▸ **WHAT YOU ARE ASKED TO DO**: Reproduce the records. Keep every word exact and include no images.

Data records

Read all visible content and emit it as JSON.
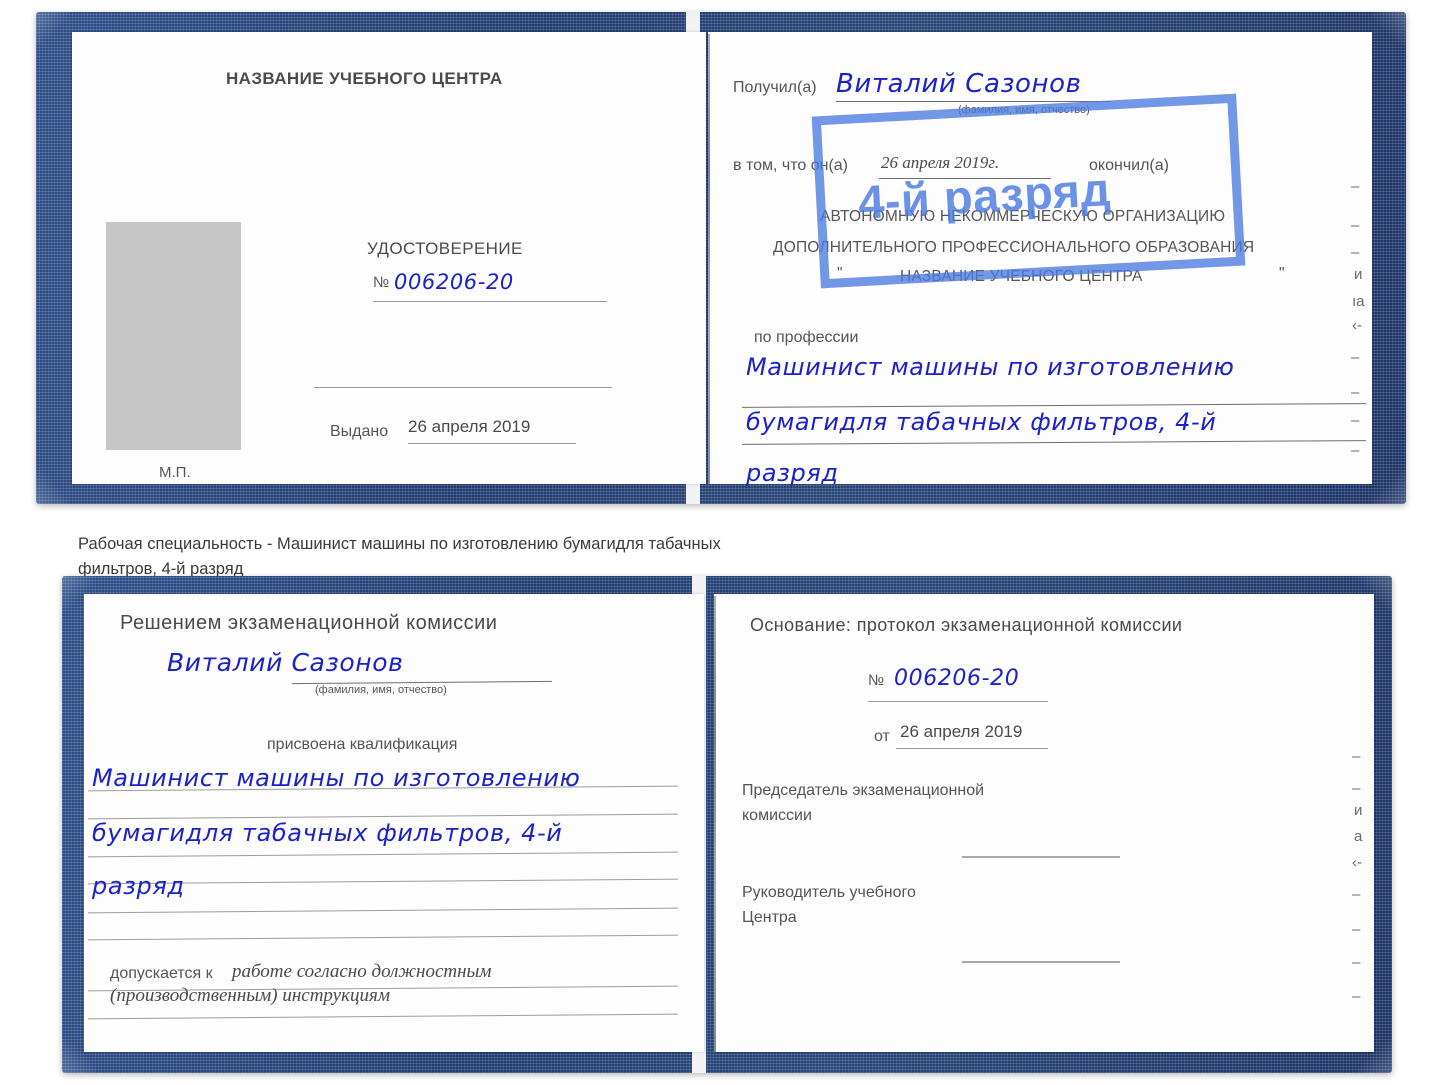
{
  "colors": {
    "cover_blue": "#1f3a6e",
    "ink_blue": "#1a22c8",
    "stamp_blue": "#4a7ae0",
    "page_white": "#fdfdfd",
    "rule_grey": "#9b9b9b",
    "photo_grey": "#c6c6c6"
  },
  "caption": {
    "line1": "Рабочая специальность - Машинист машины по изготовлению бумагидля табачных",
    "line2": "фильтров, 4-й разряд"
  },
  "book_top": {
    "left_page": {
      "org_title": "НАЗВАНИЕ УЧЕБНОГО ЦЕНТРА",
      "doc_title": "УДОСТОВЕРЕНИЕ",
      "number_symbol": "№",
      "number_value": "006206-20",
      "issued_label": "Выдано",
      "issued_value": "26 апреля 2019",
      "stamp_place": "М.П.",
      "photo_placeholder": "photo-placeholder"
    },
    "right_page": {
      "received_label": "Получил(а)",
      "received_value": "Виталий Сазонов",
      "name_hint": "(фамилия, имя, отчество)",
      "in_that_label": "в том, что он(а)",
      "date_value": "26 апреля 2019г.",
      "finished_label": "окончил(а)",
      "org_line1": "АВТОНОМНУЮ НЕКОММЕРЧЕСКУЮ ОРГАНИЗАЦИЮ",
      "org_line2": "ДОПОЛНИТЕЛЬНОГО ПРОФЕССИОНАЛЬНОГО ОБРАЗОВАНИЯ",
      "org_quote_open": "\"",
      "org_line3": "НАЗВАНИЕ УЧЕБНОГО ЦЕНТРА",
      "org_quote_close": "\"",
      "profession_label": "по профессии",
      "profession_line1": "Машинист машины по изготовлению",
      "profession_line2": "бумагидля табачных фильтров, 4-й",
      "profession_line3": "разряд",
      "stamp_text": "4-й разряд"
    },
    "right_margin_fragments": [
      "–",
      "–",
      "–",
      "и",
      "ıа",
      "‹-",
      "–",
      "–",
      "–",
      "–"
    ]
  },
  "book_bottom": {
    "left_page": {
      "decision_title": "Решением экзаменационной комиссии",
      "name_value": "Виталий Сазонов",
      "name_hint": "(фамилия, имя, отчество)",
      "qualification_label": "присвоена квалификация",
      "qual_line1": "Машинист машины по изготовлению",
      "qual_line2": "бумагидля табачных фильтров, 4-й",
      "qual_line3": "разряд",
      "admitted_label": "допускается к",
      "admitted_value_line1": "работе согласно должностным",
      "admitted_value_line2": "(производственным) инструкциям"
    },
    "right_page": {
      "basis_label": "Основание: протокол экзаменационной комиссии",
      "number_symbol": "№",
      "number_value": "006206-20",
      "from_label": "от",
      "from_value": "26 апреля 2019",
      "chairman_line1": "Председатель экзаменационной",
      "chairman_line2": "комиссии",
      "head_line1": "Руководитель учебного",
      "head_line2": "Центра"
    },
    "right_margin_fragments": [
      "–",
      "–",
      "и",
      "а",
      "‹-",
      "–",
      "–",
      "–",
      "–"
    ]
  }
}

▸ **SOLUTION BELOW**:
Read all visible content and emit it as JSON.
{
  "colors": {
    "cover_blue": "#1f3a6e",
    "ink_blue": "#1a22c8",
    "stamp_blue": "#4a7ae0",
    "page_white": "#fdfdfd",
    "rule_grey": "#9b9b9b",
    "photo_grey": "#c6c6c6"
  },
  "caption": {
    "line1": "Рабочая специальность - Машинист машины по изготовлению бумагидля табачных",
    "line2": "фильтров, 4-й разряд"
  },
  "book_top": {
    "left_page": {
      "org_title": "НАЗВАНИЕ УЧЕБНОГО ЦЕНТРА",
      "doc_title": "УДОСТОВЕРЕНИЕ",
      "number_symbol": "№",
      "number_value": "006206-20",
      "issued_label": "Выдано",
      "issued_value": "26 апреля 2019",
      "stamp_place": "М.П.",
      "photo_placeholder": "photo-placeholder"
    },
    "right_page": {
      "received_label": "Получил(а)",
      "received_value": "Виталий Сазонов",
      "name_hint": "(фамилия, имя, отчество)",
      "in_that_label": "в том, что он(а)",
      "date_value": "26 апреля 2019г.",
      "finished_label": "окончил(а)",
      "org_line1": "АВТОНОМНУЮ НЕКОММЕРЧЕСКУЮ ОРГАНИЗАЦИЮ",
      "org_line2": "ДОПОЛНИТЕЛЬНОГО ПРОФЕССИОНАЛЬНОГО ОБРАЗОВАНИЯ",
      "org_quote_open": "\"",
      "org_line3": "НАЗВАНИЕ УЧЕБНОГО ЦЕНТРА",
      "org_quote_close": "\"",
      "profession_label": "по профессии",
      "profession_line1": "Машинист машины по изготовлению",
      "profession_line2": "бумагидля табачных фильтров, 4-й",
      "profession_line3": "разряд",
      "stamp_text": "4-й разряд"
    },
    "right_margin_fragments": [
      "–",
      "–",
      "–",
      "и",
      "ıа",
      "‹-",
      "–",
      "–",
      "–",
      "–"
    ]
  },
  "book_bottom": {
    "left_page": {
      "decision_title": "Решением экзаменационной комиссии",
      "name_value": "Виталий Сазонов",
      "name_hint": "(фамилия, имя, отчество)",
      "qualification_label": "присвоена квалификация",
      "qual_line1": "Машинист машины по изготовлению",
      "qual_line2": "бумагидля табачных фильтров, 4-й",
      "qual_line3": "разряд",
      "admitted_label": "допускается к",
      "admitted_value_line1": "работе согласно должностным",
      "admitted_value_line2": "(производственным) инструкциям"
    },
    "right_page": {
      "basis_label": "Основание: протокол экзаменационной комиссии",
      "number_symbol": "№",
      "number_value": "006206-20",
      "from_label": "от",
      "from_value": "26 апреля 2019",
      "chairman_line1": "Председатель экзаменационной",
      "chairman_line2": "комиссии",
      "head_line1": "Руководитель учебного",
      "head_line2": "Центра"
    },
    "right_margin_fragments": [
      "–",
      "–",
      "и",
      "а",
      "‹-",
      "–",
      "–",
      "–",
      "–"
    ]
  }
}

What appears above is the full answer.